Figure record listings
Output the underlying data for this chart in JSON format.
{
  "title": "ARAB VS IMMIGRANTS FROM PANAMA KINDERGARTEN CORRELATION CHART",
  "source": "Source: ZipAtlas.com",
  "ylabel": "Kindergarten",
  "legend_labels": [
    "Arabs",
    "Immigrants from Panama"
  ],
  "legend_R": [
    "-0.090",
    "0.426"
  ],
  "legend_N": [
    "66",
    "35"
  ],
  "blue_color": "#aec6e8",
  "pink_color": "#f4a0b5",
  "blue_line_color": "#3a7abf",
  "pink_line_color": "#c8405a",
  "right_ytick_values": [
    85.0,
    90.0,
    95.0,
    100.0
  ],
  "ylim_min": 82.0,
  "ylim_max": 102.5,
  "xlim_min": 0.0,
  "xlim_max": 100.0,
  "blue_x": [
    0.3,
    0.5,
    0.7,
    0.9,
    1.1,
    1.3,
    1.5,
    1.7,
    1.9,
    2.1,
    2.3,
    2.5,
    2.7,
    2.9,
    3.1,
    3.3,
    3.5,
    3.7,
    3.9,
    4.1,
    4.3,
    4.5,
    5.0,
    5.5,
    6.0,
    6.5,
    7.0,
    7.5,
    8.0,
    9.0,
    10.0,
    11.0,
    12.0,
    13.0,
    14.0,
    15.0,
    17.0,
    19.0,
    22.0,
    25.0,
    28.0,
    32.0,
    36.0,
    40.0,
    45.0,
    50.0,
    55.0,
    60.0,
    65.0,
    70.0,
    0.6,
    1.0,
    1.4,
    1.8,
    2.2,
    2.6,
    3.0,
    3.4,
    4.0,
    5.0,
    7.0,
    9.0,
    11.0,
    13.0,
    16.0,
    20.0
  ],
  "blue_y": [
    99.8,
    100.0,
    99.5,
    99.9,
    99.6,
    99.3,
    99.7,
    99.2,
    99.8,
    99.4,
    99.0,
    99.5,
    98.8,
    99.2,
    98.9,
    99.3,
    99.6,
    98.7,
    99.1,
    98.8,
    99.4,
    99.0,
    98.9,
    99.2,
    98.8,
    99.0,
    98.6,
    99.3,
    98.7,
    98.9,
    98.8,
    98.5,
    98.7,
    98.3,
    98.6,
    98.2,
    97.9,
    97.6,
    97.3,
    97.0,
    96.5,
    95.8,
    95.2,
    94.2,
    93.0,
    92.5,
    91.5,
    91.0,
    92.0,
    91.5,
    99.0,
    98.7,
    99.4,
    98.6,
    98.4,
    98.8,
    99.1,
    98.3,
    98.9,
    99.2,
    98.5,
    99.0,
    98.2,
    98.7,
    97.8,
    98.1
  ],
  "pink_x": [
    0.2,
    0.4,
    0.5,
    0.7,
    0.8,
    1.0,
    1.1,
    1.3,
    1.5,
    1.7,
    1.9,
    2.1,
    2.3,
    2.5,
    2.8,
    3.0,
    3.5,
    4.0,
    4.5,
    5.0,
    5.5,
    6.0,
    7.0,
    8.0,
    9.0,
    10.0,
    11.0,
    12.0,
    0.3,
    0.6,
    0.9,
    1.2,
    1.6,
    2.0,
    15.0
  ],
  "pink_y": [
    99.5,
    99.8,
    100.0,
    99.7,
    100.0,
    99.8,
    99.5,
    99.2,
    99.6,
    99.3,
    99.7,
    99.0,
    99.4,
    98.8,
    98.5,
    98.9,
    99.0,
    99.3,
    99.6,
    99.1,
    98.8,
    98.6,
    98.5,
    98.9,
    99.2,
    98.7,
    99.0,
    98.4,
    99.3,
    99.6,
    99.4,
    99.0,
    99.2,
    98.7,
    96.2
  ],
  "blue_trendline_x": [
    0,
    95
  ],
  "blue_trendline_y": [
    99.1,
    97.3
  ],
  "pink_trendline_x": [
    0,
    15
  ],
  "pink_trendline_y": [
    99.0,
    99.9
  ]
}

PROBLEM TO WORK ON –
From the records above, extract every entry verbatim.

EXPECTED OUTPUT –
Output the underlying data for this chart in JSON format.
{
  "title": "ARAB VS IMMIGRANTS FROM PANAMA KINDERGARTEN CORRELATION CHART",
  "source": "Source: ZipAtlas.com",
  "ylabel": "Kindergarten",
  "legend_labels": [
    "Arabs",
    "Immigrants from Panama"
  ],
  "legend_R": [
    "-0.090",
    "0.426"
  ],
  "legend_N": [
    "66",
    "35"
  ],
  "blue_color": "#aec6e8",
  "pink_color": "#f4a0b5",
  "blue_line_color": "#3a7abf",
  "pink_line_color": "#c8405a",
  "right_ytick_values": [
    85.0,
    90.0,
    95.0,
    100.0
  ],
  "ylim_min": 82.0,
  "ylim_max": 102.5,
  "xlim_min": 0.0,
  "xlim_max": 100.0,
  "blue_x": [
    0.3,
    0.5,
    0.7,
    0.9,
    1.1,
    1.3,
    1.5,
    1.7,
    1.9,
    2.1,
    2.3,
    2.5,
    2.7,
    2.9,
    3.1,
    3.3,
    3.5,
    3.7,
    3.9,
    4.1,
    4.3,
    4.5,
    5.0,
    5.5,
    6.0,
    6.5,
    7.0,
    7.5,
    8.0,
    9.0,
    10.0,
    11.0,
    12.0,
    13.0,
    14.0,
    15.0,
    17.0,
    19.0,
    22.0,
    25.0,
    28.0,
    32.0,
    36.0,
    40.0,
    45.0,
    50.0,
    55.0,
    60.0,
    65.0,
    70.0,
    0.6,
    1.0,
    1.4,
    1.8,
    2.2,
    2.6,
    3.0,
    3.4,
    4.0,
    5.0,
    7.0,
    9.0,
    11.0,
    13.0,
    16.0,
    20.0
  ],
  "blue_y": [
    99.8,
    100.0,
    99.5,
    99.9,
    99.6,
    99.3,
    99.7,
    99.2,
    99.8,
    99.4,
    99.0,
    99.5,
    98.8,
    99.2,
    98.9,
    99.3,
    99.6,
    98.7,
    99.1,
    98.8,
    99.4,
    99.0,
    98.9,
    99.2,
    98.8,
    99.0,
    98.6,
    99.3,
    98.7,
    98.9,
    98.8,
    98.5,
    98.7,
    98.3,
    98.6,
    98.2,
    97.9,
    97.6,
    97.3,
    97.0,
    96.5,
    95.8,
    95.2,
    94.2,
    93.0,
    92.5,
    91.5,
    91.0,
    92.0,
    91.5,
    99.0,
    98.7,
    99.4,
    98.6,
    98.4,
    98.8,
    99.1,
    98.3,
    98.9,
    99.2,
    98.5,
    99.0,
    98.2,
    98.7,
    97.8,
    98.1
  ],
  "pink_x": [
    0.2,
    0.4,
    0.5,
    0.7,
    0.8,
    1.0,
    1.1,
    1.3,
    1.5,
    1.7,
    1.9,
    2.1,
    2.3,
    2.5,
    2.8,
    3.0,
    3.5,
    4.0,
    4.5,
    5.0,
    5.5,
    6.0,
    7.0,
    8.0,
    9.0,
    10.0,
    11.0,
    12.0,
    0.3,
    0.6,
    0.9,
    1.2,
    1.6,
    2.0,
    15.0
  ],
  "pink_y": [
    99.5,
    99.8,
    100.0,
    99.7,
    100.0,
    99.8,
    99.5,
    99.2,
    99.6,
    99.3,
    99.7,
    99.0,
    99.4,
    98.8,
    98.5,
    98.9,
    99.0,
    99.3,
    99.6,
    99.1,
    98.8,
    98.6,
    98.5,
    98.9,
    99.2,
    98.7,
    99.0,
    98.4,
    99.3,
    99.6,
    99.4,
    99.0,
    99.2,
    98.7,
    96.2
  ],
  "blue_trendline_x": [
    0,
    95
  ],
  "blue_trendline_y": [
    99.1,
    97.3
  ],
  "pink_trendline_x": [
    0,
    15
  ],
  "pink_trendline_y": [
    99.0,
    99.9
  ]
}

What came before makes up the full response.